> **Given problem**: The answer is the line with "Extract all readable text from this page." and every line after it to the end of the listing, retyped exactly. Pictures do not belong in it.

> **Recorded data**:
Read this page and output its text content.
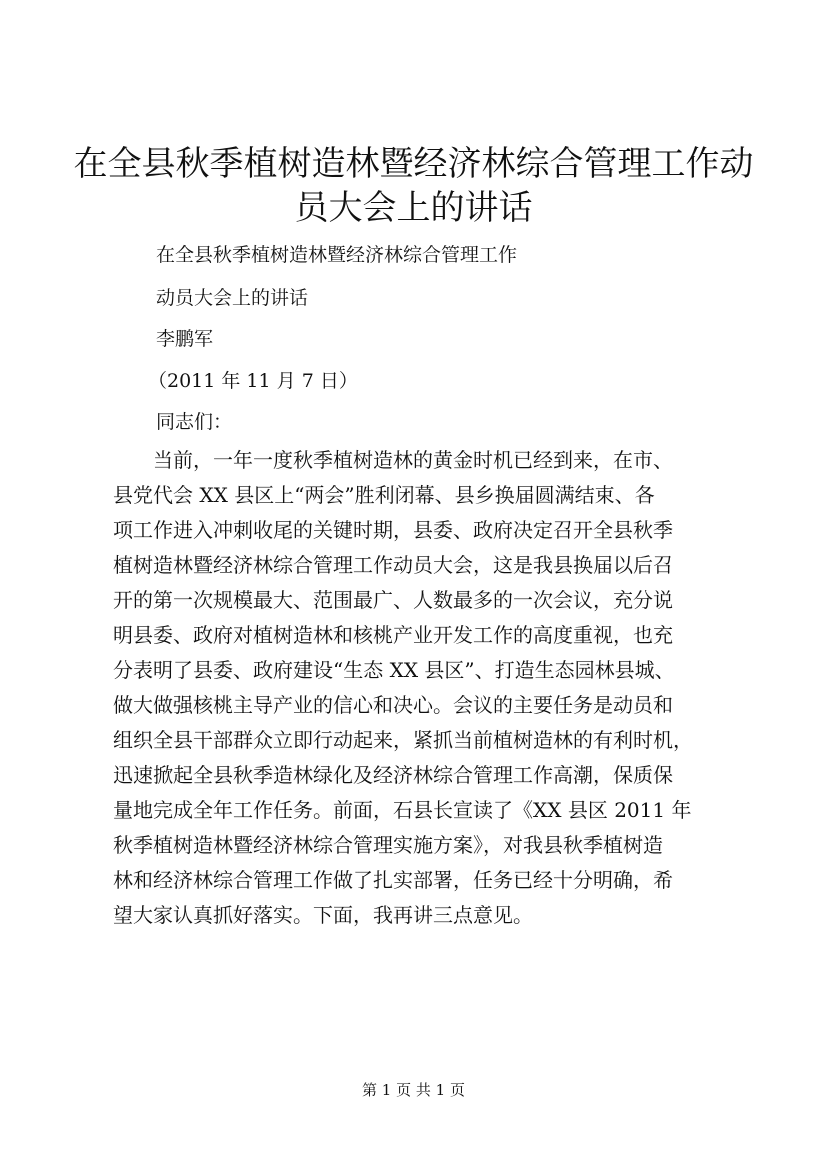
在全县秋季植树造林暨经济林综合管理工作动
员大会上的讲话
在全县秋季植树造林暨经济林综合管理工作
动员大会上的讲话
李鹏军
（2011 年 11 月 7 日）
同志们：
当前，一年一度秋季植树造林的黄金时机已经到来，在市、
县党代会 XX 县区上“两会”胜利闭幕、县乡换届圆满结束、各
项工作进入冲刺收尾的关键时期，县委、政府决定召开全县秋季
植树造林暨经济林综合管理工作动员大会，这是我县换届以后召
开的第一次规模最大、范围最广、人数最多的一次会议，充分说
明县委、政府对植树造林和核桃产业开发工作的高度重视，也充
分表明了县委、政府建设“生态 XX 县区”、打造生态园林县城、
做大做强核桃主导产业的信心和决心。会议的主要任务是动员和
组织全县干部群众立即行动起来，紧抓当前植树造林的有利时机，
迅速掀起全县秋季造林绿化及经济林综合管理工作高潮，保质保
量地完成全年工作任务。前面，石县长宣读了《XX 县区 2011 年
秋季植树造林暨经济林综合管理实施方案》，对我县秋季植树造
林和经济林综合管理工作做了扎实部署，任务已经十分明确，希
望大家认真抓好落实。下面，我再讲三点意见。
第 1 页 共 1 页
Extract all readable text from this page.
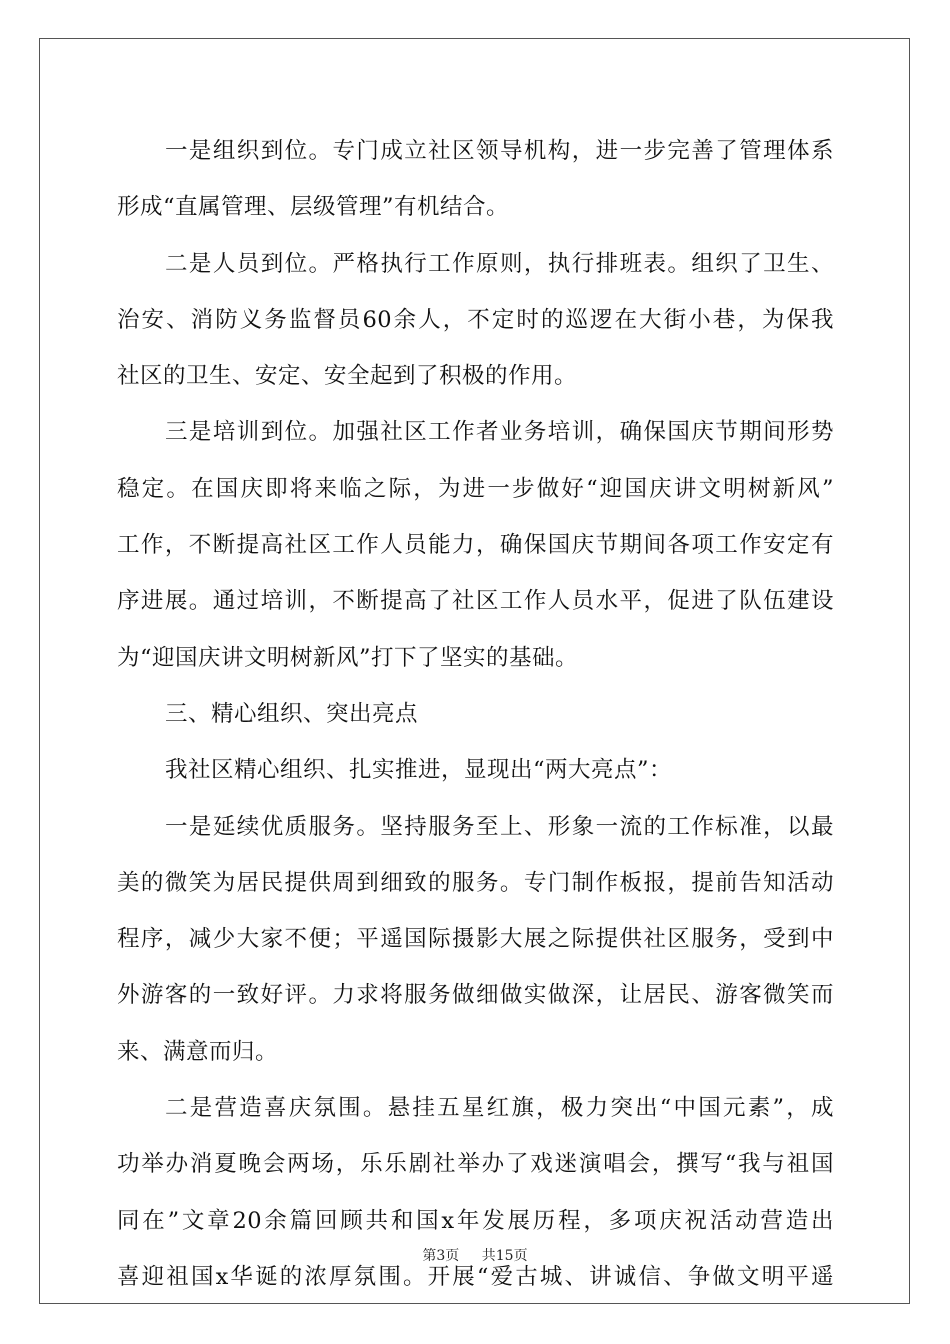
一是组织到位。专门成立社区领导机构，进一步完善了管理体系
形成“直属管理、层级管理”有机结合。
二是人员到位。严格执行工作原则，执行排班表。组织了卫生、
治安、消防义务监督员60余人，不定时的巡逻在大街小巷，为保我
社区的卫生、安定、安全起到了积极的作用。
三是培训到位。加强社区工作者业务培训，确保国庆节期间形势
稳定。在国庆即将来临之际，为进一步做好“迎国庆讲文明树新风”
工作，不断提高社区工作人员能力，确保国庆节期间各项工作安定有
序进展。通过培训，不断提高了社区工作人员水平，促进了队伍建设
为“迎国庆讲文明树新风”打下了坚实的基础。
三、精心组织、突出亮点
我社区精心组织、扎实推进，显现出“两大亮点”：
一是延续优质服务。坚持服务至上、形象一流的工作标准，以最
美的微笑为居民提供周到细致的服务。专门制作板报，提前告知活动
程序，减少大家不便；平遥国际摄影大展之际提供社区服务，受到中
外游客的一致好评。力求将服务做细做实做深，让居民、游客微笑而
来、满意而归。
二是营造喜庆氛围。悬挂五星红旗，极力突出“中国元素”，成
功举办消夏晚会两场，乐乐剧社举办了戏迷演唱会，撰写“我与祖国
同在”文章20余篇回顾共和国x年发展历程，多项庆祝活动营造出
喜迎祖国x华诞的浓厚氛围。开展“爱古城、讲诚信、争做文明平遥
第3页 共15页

> **Result of the exercise**:
Extract all readable text from this page.
一是组织到位。专门成立社区领导机构，进一步完善了管理体系
形成“直属管理、层级管理”有机结合。
二是人员到位。严格执行工作原则，执行排班表。组织了卫生、
治安、消防义务监督员60余人，不定时的巡逻在大街小巷，为保我
社区的卫生、安定、安全起到了积极的作用。
三是培训到位。加强社区工作者业务培训，确保国庆节期间形势
稳定。在国庆即将来临之际，为进一步做好“迎国庆讲文明树新风”
工作，不断提高社区工作人员能力，确保国庆节期间各项工作安定有
序进展。通过培训，不断提高了社区工作人员水平，促进了队伍建设
为“迎国庆讲文明树新风”打下了坚实的基础。
三、精心组织、突出亮点
我社区精心组织、扎实推进，显现出“两大亮点”：
一是延续优质服务。坚持服务至上、形象一流的工作标准，以最
美的微笑为居民提供周到细致的服务。专门制作板报，提前告知活动
程序，减少大家不便；平遥国际摄影大展之际提供社区服务，受到中
外游客的一致好评。力求将服务做细做实做深，让居民、游客微笑而
来、满意而归。
二是营造喜庆氛围。悬挂五星红旗，极力突出“中国元素”，成
功举办消夏晚会两场，乐乐剧社举办了戏迷演唱会，撰写“我与祖国
同在”文章20余篇回顾共和国x年发展历程，多项庆祝活动营造出
喜迎祖国x华诞的浓厚氛围。开展“爱古城、讲诚信、争做文明平遥
第3页 共15页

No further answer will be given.